Some records

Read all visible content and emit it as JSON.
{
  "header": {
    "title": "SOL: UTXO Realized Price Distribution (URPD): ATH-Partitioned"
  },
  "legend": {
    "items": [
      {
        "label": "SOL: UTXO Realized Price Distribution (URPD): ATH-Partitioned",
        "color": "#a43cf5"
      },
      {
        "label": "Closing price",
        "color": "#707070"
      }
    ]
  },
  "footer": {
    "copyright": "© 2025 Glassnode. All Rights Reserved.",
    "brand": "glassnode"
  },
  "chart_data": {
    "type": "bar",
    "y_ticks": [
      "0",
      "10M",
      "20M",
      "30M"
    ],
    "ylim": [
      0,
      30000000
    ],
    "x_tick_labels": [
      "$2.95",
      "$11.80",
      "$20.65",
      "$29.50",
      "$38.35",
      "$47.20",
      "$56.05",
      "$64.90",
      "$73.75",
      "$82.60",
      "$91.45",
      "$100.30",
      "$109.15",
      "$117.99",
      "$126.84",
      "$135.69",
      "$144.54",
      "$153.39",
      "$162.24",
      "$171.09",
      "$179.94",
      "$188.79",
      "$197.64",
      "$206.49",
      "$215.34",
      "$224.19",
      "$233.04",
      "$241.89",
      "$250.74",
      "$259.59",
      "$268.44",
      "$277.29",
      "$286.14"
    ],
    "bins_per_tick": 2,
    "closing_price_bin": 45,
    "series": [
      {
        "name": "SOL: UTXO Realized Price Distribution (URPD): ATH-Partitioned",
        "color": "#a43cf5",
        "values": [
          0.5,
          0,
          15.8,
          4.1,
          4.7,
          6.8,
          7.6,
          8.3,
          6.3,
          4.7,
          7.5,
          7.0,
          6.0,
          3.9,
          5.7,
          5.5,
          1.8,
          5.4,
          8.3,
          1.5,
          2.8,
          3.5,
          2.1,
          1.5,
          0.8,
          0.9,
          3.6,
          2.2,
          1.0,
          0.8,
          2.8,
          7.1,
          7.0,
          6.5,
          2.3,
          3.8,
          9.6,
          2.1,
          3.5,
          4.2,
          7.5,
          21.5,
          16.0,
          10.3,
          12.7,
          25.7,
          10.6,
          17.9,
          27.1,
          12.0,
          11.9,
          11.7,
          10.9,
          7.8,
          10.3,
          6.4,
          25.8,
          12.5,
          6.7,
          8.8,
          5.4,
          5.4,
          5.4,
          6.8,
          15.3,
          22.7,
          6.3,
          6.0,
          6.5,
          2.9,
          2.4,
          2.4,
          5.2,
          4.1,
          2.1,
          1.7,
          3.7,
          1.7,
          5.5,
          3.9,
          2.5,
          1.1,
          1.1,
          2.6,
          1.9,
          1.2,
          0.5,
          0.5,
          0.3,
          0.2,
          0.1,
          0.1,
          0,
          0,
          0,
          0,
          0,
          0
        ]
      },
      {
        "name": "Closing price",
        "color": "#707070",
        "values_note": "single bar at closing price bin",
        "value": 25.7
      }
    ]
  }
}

◆ DIRECTIONS
Gather each line in the entries above where the string "color" is found.

◆ FINAL ANSWER
        "color": "#a43cf5"
        "color": "#707070"
        "color": "#a43cf5",
        "color": "#707070",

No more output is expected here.